**Challenge:**
Copy out all of the material exactly.

**** Task data ****

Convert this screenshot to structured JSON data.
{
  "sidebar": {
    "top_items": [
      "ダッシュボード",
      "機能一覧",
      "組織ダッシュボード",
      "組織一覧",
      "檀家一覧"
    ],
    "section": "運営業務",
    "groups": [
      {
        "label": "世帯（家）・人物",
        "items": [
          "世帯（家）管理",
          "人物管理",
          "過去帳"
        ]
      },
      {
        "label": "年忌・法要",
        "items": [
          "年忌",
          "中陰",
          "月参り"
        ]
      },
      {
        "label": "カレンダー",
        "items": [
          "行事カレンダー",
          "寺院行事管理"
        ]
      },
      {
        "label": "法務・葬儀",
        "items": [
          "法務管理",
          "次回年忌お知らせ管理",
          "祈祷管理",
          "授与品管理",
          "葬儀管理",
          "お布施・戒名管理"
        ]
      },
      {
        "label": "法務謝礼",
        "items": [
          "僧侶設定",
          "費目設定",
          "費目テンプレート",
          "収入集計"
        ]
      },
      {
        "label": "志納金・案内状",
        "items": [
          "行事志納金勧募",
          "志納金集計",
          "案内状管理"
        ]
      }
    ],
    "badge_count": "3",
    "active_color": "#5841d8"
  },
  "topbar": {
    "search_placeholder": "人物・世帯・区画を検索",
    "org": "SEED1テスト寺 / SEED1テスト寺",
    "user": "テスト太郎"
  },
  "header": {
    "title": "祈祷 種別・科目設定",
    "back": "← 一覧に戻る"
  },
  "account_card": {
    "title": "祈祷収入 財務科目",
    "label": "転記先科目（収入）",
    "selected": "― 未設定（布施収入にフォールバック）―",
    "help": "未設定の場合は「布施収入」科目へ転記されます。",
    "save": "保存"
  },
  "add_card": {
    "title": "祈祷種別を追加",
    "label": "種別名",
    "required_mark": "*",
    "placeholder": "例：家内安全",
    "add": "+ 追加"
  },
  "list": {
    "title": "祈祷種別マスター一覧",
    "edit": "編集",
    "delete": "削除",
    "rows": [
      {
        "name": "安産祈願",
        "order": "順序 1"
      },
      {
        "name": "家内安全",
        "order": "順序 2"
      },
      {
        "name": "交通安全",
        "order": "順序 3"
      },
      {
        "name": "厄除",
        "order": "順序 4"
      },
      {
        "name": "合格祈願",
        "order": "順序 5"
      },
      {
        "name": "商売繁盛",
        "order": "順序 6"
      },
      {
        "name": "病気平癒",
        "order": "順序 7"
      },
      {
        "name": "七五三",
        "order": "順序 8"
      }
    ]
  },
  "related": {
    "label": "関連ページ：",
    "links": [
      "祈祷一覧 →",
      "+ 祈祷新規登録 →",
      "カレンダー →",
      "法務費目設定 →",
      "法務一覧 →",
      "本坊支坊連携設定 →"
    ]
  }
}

****

**Response to the exercise:**
Convert this screenshot to structured JSON data.
{
  "sidebar": {
    "top_items": [
      "ダッシュボード",
      "機能一覧",
      "組織ダッシュボード",
      "組織一覧",
      "檀家一覧"
    ],
    "section": "運営業務",
    "groups": [
      {
        "label": "世帯（家）・人物",
        "items": [
          "世帯（家）管理",
          "人物管理",
          "過去帳"
        ]
      },
      {
        "label": "年忌・法要",
        "items": [
          "年忌",
          "中陰",
          "月参り"
        ]
      },
      {
        "label": "カレンダー",
        "items": [
          "行事カレンダー",
          "寺院行事管理"
        ]
      },
      {
        "label": "法務・葬儀",
        "items": [
          "法務管理",
          "次回年忌お知らせ管理",
          "祈祷管理",
          "授与品管理",
          "葬儀管理",
          "お布施・戒名管理"
        ]
      },
      {
        "label": "法務謝礼",
        "items": [
          "僧侶設定",
          "費目設定",
          "費目テンプレート",
          "収入集計"
        ]
      },
      {
        "label": "志納金・案内状",
        "items": [
          "行事志納金勧募",
          "志納金集計",
          "案内状管理"
        ]
      }
    ],
    "badge_count": "3",
    "active_color": "#5841d8"
  },
  "topbar": {
    "search_placeholder": "人物・世帯・区画を検索",
    "org": "SEED1テスト寺 / SEED1テスト寺",
    "user": "テスト太郎"
  },
  "header": {
    "title": "祈祷 種別・科目設定",
    "back": "← 一覧に戻る"
  },
  "account_card": {
    "title": "祈祷収入 財務科目",
    "label": "転記先科目（収入）",
    "selected": "― 未設定（布施収入にフォールバック）―",
    "help": "未設定の場合は「布施収入」科目へ転記されます。",
    "save": "保存"
  },
  "add_card": {
    "title": "祈祷種別を追加",
    "label": "種別名",
    "required_mark": "*",
    "placeholder": "例：家内安全",
    "add": "+ 追加"
  },
  "list": {
    "title": "祈祷種別マスター一覧",
    "edit": "編集",
    "delete": "削除",
    "rows": [
      {
        "name": "安産祈願",
        "order": "順序 1"
      },
      {
        "name": "家内安全",
        "order": "順序 2"
      },
      {
        "name": "交通安全",
        "order": "順序 3"
      },
      {
        "name": "厄除",
        "order": "順序 4"
      },
      {
        "name": "合格祈願",
        "order": "順序 5"
      },
      {
        "name": "商売繁盛",
        "order": "順序 6"
      },
      {
        "name": "病気平癒",
        "order": "順序 7"
      },
      {
        "name": "七五三",
        "order": "順序 8"
      }
    ]
  },
  "related": {
    "label": "関連ページ：",
    "links": [
      "祈祷一覧 →",
      "+ 祈祷新規登録 →",
      "カレンダー →",
      "法務費目設定 →",
      "法務一覧 →",
      "本坊支坊連携設定 →"
    ]
  }
}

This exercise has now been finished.